# Data rows
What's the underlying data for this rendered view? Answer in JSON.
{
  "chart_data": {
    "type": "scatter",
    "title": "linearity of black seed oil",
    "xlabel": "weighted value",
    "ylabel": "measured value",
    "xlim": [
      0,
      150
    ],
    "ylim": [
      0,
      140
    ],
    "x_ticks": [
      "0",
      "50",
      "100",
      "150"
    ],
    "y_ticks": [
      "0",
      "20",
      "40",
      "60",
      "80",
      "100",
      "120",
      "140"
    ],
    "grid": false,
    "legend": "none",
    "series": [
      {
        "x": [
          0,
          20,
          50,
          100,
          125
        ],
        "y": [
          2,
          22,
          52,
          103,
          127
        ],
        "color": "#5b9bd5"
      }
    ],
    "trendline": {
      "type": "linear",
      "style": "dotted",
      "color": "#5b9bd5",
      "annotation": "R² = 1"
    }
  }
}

# Aim
Copy out all of the records above with nothing altered.

# Full answer
What's the underlying data for this rendered view? Answer in JSON.
{
  "chart_data": {
    "type": "scatter",
    "title": "linearity of black seed oil",
    "xlabel": "weighted value",
    "ylabel": "measured value",
    "xlim": [
      0,
      150
    ],
    "ylim": [
      0,
      140
    ],
    "x_ticks": [
      "0",
      "50",
      "100",
      "150"
    ],
    "y_ticks": [
      "0",
      "20",
      "40",
      "60",
      "80",
      "100",
      "120",
      "140"
    ],
    "grid": false,
    "legend": "none",
    "series": [
      {
        "x": [
          0,
          20,
          50,
          100,
          125
        ],
        "y": [
          2,
          22,
          52,
          103,
          127
        ],
        "color": "#5b9bd5"
      }
    ],
    "trendline": {
      "type": "linear",
      "style": "dotted",
      "color": "#5b9bd5",
      "annotation": "R² = 1"
    }
  }
}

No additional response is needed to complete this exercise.